Take the material below and retype it in full; pictures are left out.

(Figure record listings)
——

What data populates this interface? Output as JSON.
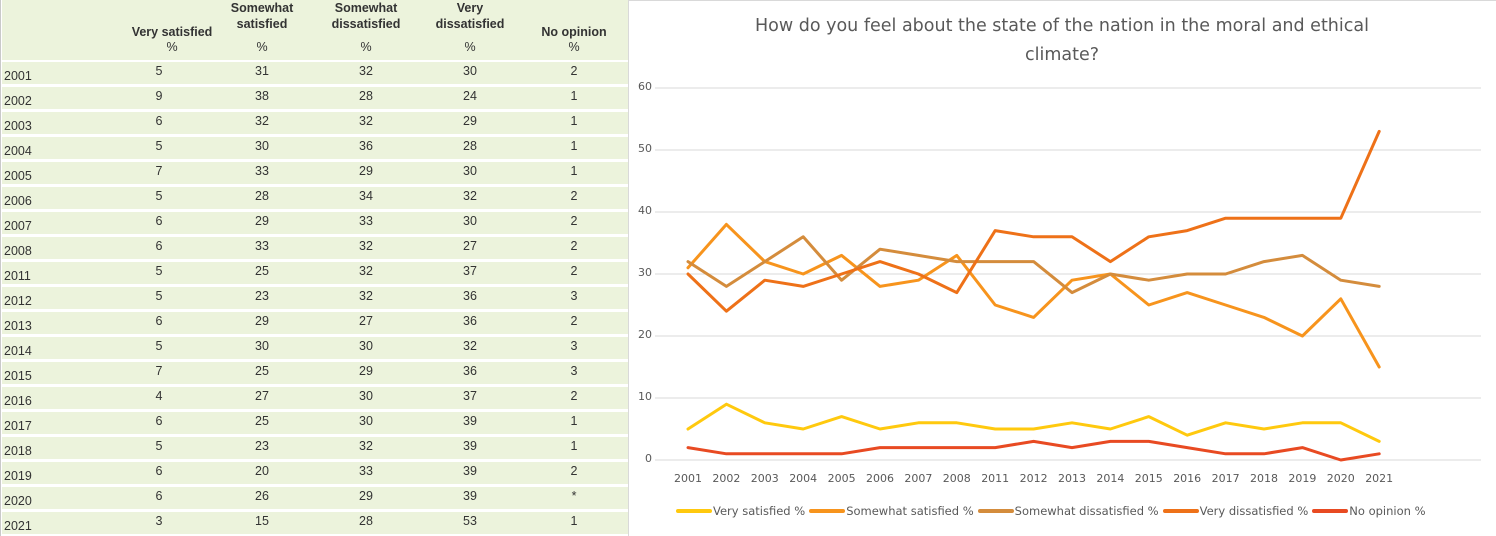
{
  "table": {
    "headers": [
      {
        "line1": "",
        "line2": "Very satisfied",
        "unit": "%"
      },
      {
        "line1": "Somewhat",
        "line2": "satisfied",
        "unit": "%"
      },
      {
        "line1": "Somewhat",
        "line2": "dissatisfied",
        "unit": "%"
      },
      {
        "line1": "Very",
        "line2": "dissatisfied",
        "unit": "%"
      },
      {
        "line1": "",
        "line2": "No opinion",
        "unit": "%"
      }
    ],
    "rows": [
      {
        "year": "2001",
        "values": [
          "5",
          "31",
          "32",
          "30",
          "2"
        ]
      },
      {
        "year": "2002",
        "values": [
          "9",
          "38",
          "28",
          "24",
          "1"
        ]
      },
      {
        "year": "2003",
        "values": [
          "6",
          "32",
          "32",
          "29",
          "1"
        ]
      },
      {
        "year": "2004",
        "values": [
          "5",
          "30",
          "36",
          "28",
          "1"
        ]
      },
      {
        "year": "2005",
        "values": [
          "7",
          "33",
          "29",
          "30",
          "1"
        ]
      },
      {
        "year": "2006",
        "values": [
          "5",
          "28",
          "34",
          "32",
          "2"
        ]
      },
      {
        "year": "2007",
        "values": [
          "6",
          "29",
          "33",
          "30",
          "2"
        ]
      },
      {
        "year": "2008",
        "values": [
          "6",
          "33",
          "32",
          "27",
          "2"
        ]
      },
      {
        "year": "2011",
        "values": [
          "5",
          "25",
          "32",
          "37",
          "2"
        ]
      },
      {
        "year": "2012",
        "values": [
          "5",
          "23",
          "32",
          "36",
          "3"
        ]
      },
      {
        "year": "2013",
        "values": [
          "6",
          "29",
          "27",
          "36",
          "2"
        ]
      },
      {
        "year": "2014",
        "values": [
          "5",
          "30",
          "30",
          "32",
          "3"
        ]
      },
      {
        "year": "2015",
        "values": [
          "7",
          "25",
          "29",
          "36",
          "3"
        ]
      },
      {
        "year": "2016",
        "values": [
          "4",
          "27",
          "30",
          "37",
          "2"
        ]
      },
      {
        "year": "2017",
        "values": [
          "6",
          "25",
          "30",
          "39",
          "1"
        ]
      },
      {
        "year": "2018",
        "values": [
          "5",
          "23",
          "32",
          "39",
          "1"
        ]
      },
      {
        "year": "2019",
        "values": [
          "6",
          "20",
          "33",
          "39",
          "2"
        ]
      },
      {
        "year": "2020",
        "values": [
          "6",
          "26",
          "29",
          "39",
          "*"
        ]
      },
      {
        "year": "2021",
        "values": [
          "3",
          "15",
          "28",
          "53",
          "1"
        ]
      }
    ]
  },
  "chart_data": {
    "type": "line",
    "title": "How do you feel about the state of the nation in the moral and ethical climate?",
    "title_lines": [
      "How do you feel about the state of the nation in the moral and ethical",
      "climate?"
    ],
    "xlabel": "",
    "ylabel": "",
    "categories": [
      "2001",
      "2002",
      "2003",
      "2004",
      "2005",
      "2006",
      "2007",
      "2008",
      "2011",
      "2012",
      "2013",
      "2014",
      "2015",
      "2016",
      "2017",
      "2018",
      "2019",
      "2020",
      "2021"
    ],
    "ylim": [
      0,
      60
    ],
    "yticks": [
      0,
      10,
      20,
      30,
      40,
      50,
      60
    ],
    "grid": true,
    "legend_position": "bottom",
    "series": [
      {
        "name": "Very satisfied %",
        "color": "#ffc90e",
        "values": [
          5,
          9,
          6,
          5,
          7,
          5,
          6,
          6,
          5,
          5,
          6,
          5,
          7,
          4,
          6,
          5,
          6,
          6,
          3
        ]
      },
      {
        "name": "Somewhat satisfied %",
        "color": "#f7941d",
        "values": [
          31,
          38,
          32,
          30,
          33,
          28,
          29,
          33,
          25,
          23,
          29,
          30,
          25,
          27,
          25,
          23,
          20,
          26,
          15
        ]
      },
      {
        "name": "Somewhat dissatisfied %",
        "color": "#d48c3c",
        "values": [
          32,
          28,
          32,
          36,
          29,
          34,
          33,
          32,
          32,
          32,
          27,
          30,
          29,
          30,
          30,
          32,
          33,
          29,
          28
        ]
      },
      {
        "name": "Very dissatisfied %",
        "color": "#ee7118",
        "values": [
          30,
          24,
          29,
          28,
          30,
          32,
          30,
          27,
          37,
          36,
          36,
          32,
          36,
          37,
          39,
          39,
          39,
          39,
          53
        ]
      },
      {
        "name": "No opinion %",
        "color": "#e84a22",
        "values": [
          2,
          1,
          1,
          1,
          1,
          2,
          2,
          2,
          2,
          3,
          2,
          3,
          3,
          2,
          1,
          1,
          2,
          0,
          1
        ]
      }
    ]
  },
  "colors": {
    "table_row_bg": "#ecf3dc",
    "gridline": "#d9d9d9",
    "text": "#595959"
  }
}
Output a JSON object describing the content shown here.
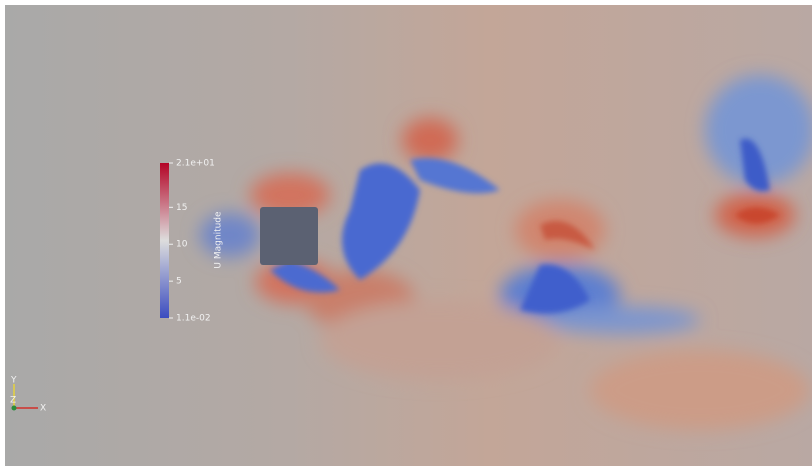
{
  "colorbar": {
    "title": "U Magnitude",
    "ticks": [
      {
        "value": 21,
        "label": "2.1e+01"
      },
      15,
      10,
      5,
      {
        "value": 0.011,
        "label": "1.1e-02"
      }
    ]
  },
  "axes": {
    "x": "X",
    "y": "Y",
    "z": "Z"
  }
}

——

(Result below)
What data populates this interface? Output as JSON.
{
  "table": {
    "headers": [
      {
        "line1": "",
        "line2": "Very satisfied",
        "unit": "%"
      },
      {
        "line1": "Somewhat",
        "line2": "satisfied",
        "unit": "%"
      },
      {
        "line1": "Somewhat",
        "line2": "dissatisfied",
        "unit": "%"
      },
      {
        "line1": "Very",
        "line2": "dissatisfied",
        "unit": "%"
      },
      {
        "line1": "",
        "line2": "No opinion",
        "unit": "%"
      }
    ],
    "rows": [
      {
        "year": "2001",
        "values": [
          "5",
          "31",
          "32",
          "30",
          "2"
        ]
      },
      {
        "year": "2002",
        "values": [
          "9",
          "38",
          "28",
          "24",
          "1"
        ]
      },
      {
        "year": "2003",
        "values": [
          "6",
          "32",
          "32",
          "29",
          "1"
        ]
      },
      {
        "year": "2004",
        "values": [
          "5",
          "30",
          "36",
          "28",
          "1"
        ]
      },
      {
        "year": "2005",
        "values": [
          "7",
          "33",
          "29",
          "30",
          "1"
        ]
      },
      {
        "year": "2006",
        "values": [
          "5",
          "28",
          "34",
          "32",
          "2"
        ]
      },
      {
        "year": "2007",
        "values": [
          "6",
          "29",
          "33",
          "30",
          "2"
        ]
      },
      {
        "year": "2008",
        "values": [
          "6",
          "33",
          "32",
          "27",
          "2"
        ]
      },
      {
        "year": "2011",
        "values": [
          "5",
          "25",
          "32",
          "37",
          "2"
        ]
      },
      {
        "year": "2012",
        "values": [
          "5",
          "23",
          "32",
          "36",
          "3"
        ]
      },
      {
        "year": "2013",
        "values": [
          "6",
          "29",
          "27",
          "36",
          "2"
        ]
      },
      {
        "year": "2014",
        "values": [
          "5",
          "30",
          "30",
          "32",
          "3"
        ]
      },
      {
        "year": "2015",
        "values": [
          "7",
          "25",
          "29",
          "36",
          "3"
        ]
      },
      {
        "year": "2016",
        "values": [
          "4",
          "27",
          "30",
          "37",
          "2"
        ]
      },
      {
        "year": "2017",
        "values": [
          "6",
          "25",
          "30",
          "39",
          "1"
        ]
      },
      {
        "year": "2018",
        "values": [
          "5",
          "23",
          "32",
          "39",
          "1"
        ]
      },
      {
        "year": "2019",
        "values": [
          "6",
          "20",
          "33",
          "39",
          "2"
        ]
      },
      {
        "year": "2020",
        "values": [
          "6",
          "26",
          "29",
          "39",
          "*"
        ]
      },
      {
        "year": "2021",
        "values": [
          "3",
          "15",
          "28",
          "53",
          "1"
        ]
      }
    ]
  },
  "chart_data": {
    "type": "line",
    "title": "How do you feel about the state of the nation in the moral and ethical climate?",
    "title_lines": [
      "How do you feel about the state of the nation in the moral and ethical",
      "climate?"
    ],
    "xlabel": "",
    "ylabel": "",
    "categories": [
      "2001",
      "2002",
      "2003",
      "2004",
      "2005",
      "2006",
      "2007",
      "2008",
      "2011",
      "2012",
      "2013",
      "2014",
      "2015",
      "2016",
      "2017",
      "2018",
      "2019",
      "2020",
      "2021"
    ],
    "ylim": [
      0,
      60
    ],
    "yticks": [
      0,
      10,
      20,
      30,
      40,
      50,
      60
    ],
    "grid": true,
    "legend_position": "bottom",
    "series": [
      {
        "name": "Very satisfied %",
        "color": "#ffc90e",
        "values": [
          5,
          9,
          6,
          5,
          7,
          5,
          6,
          6,
          5,
          5,
          6,
          5,
          7,
          4,
          6,
          5,
          6,
          6,
          3
        ]
      },
      {
        "name": "Somewhat satisfied %",
        "color": "#f7941d",
        "values": [
          31,
          38,
          32,
          30,
          33,
          28,
          29,
          33,
          25,
          23,
          29,
          30,
          25,
          27,
          25,
          23,
          20,
          26,
          15
        ]
      },
      {
        "name": "Somewhat dissatisfied %",
        "color": "#d48c3c",
        "values": [
          32,
          28,
          32,
          36,
          29,
          34,
          33,
          32,
          32,
          32,
          27,
          30,
          29,
          30,
          30,
          32,
          33,
          29,
          28
        ]
      },
      {
        "name": "Very dissatisfied %",
        "color": "#ee7118",
        "values": [
          30,
          24,
          29,
          28,
          30,
          32,
          30,
          27,
          37,
          36,
          36,
          32,
          36,
          37,
          39,
          39,
          39,
          39,
          53
        ]
      },
      {
        "name": "No opinion %",
        "color": "#e84a22",
        "values": [
          2,
          1,
          1,
          1,
          1,
          2,
          2,
          2,
          2,
          3,
          2,
          3,
          3,
          2,
          1,
          1,
          2,
          0,
          1
        ]
      }
    ]
  },
  "colors": {
    "table_row_bg": "#ecf3dc",
    "gridline": "#d9d9d9",
    "text": "#595959"
  }
}
Output a JSON object describing the content shown here.
{
  "colorbar": {
    "title": "U Magnitude",
    "ticks": [
      {
        "value": 21,
        "label": "2.1e+01"
      },
      15,
      10,
      5,
      {
        "value": 0.011,
        "label": "1.1e-02"
      }
    ]
  },
  "axes": {
    "x": "X",
    "y": "Y",
    "z": "Z"
  }
}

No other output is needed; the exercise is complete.